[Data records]
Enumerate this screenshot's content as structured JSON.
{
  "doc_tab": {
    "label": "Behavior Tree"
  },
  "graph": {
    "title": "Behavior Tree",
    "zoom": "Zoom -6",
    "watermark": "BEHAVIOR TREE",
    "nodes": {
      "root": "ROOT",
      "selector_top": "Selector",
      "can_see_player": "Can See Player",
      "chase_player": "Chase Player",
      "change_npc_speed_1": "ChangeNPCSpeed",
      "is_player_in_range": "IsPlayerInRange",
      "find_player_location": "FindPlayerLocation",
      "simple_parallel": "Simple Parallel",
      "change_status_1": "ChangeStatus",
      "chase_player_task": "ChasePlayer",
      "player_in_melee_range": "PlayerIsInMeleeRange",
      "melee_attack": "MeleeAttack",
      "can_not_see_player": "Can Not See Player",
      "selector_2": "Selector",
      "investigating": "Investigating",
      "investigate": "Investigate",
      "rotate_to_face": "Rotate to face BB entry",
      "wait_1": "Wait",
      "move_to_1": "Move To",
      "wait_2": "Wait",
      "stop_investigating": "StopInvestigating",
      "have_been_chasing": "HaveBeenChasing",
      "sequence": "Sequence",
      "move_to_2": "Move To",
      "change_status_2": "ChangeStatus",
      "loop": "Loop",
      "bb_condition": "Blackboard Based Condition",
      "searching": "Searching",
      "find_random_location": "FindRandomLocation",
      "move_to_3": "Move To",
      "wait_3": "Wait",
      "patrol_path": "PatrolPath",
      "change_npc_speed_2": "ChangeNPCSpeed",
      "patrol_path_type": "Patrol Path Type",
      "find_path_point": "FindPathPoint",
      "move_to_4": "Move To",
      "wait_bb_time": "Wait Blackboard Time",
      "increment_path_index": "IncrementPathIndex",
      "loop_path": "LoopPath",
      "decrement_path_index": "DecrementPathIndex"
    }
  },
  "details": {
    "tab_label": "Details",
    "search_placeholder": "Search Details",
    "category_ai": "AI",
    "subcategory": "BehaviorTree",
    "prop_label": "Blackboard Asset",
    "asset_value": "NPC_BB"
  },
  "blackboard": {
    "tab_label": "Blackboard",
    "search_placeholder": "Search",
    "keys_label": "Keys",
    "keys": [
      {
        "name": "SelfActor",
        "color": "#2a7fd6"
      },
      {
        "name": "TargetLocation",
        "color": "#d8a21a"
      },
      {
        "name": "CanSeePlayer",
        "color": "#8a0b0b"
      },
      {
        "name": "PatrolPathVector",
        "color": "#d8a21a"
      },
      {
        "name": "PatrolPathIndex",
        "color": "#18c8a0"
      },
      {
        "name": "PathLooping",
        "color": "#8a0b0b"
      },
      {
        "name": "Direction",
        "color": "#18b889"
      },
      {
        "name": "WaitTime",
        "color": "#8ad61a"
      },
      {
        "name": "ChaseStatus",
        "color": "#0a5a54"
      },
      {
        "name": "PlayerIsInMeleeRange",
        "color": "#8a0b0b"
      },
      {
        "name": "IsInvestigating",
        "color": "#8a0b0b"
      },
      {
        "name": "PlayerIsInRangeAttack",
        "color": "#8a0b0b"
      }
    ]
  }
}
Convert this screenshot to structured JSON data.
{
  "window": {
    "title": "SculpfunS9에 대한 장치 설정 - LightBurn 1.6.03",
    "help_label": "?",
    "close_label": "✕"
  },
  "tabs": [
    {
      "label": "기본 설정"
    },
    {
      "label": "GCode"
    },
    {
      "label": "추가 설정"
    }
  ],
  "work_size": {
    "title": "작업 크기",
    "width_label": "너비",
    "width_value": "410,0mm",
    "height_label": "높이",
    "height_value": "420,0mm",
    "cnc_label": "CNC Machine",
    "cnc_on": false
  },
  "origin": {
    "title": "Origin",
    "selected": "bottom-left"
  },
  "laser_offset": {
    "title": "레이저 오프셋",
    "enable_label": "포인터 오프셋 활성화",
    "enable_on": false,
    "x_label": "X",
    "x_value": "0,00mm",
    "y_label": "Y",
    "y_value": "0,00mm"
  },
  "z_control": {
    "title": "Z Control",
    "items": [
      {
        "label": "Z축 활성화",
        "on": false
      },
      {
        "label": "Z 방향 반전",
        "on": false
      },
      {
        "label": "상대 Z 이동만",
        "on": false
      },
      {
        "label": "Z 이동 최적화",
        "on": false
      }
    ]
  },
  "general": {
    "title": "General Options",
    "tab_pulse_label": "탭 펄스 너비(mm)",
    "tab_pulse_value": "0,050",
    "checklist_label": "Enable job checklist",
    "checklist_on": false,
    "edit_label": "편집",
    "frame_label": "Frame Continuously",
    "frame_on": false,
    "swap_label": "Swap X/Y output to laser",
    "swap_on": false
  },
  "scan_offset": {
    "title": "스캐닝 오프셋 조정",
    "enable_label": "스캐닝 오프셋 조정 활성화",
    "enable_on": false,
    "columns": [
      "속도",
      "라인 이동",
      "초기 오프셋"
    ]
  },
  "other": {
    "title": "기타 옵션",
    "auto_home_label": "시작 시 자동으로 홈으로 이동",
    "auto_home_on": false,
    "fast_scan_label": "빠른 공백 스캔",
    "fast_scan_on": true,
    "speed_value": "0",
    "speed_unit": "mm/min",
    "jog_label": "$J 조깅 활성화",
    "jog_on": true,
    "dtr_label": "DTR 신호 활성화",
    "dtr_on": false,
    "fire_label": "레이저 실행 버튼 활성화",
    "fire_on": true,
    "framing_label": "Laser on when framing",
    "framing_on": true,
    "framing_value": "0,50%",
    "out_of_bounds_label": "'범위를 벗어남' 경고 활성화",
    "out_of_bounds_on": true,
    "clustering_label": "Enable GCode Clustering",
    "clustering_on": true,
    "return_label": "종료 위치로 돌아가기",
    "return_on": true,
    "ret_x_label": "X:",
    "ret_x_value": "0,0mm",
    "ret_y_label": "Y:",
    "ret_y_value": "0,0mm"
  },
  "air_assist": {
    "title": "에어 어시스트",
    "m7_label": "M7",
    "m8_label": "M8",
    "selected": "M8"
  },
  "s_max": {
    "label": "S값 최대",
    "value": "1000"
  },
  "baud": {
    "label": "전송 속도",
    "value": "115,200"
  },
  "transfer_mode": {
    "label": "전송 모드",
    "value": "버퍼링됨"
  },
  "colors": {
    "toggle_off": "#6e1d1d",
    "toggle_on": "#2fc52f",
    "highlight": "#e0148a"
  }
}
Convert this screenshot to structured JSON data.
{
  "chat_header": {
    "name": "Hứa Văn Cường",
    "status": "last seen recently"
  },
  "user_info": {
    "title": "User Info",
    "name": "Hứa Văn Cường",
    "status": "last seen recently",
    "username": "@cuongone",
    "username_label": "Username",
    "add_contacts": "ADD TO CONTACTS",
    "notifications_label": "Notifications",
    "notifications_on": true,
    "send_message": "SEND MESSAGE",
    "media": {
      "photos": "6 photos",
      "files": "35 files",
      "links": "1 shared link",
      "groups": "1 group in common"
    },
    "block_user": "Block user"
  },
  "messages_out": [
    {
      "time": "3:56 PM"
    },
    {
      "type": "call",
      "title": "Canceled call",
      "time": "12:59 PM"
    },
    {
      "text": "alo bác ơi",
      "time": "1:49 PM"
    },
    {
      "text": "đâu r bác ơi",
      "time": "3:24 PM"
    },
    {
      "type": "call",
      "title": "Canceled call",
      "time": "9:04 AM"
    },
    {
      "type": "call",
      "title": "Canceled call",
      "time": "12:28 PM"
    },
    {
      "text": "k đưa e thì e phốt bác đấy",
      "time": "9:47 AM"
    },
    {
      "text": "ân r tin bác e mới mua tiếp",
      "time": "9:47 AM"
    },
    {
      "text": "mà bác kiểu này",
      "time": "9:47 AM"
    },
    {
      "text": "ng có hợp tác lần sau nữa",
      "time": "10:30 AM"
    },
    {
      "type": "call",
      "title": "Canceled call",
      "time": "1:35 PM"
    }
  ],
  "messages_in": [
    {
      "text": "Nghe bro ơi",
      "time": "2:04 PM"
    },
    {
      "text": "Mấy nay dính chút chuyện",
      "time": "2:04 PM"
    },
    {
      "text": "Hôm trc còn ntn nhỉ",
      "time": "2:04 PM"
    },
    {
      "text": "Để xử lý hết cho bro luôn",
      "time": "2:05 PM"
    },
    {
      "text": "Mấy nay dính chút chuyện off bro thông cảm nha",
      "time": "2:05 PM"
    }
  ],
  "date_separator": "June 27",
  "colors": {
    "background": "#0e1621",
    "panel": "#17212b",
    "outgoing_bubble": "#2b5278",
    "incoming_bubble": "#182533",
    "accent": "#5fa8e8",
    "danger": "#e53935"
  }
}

**TASK DIRECTIONS:** In the entries above, find each line with the word "chuyện" and copy it.

**WRITTEN SOLUTION:**
      "text": "Mấy nay dính chút chuyện",
      "text": "Mấy nay dính chút chuyện off bro thông cảm nha",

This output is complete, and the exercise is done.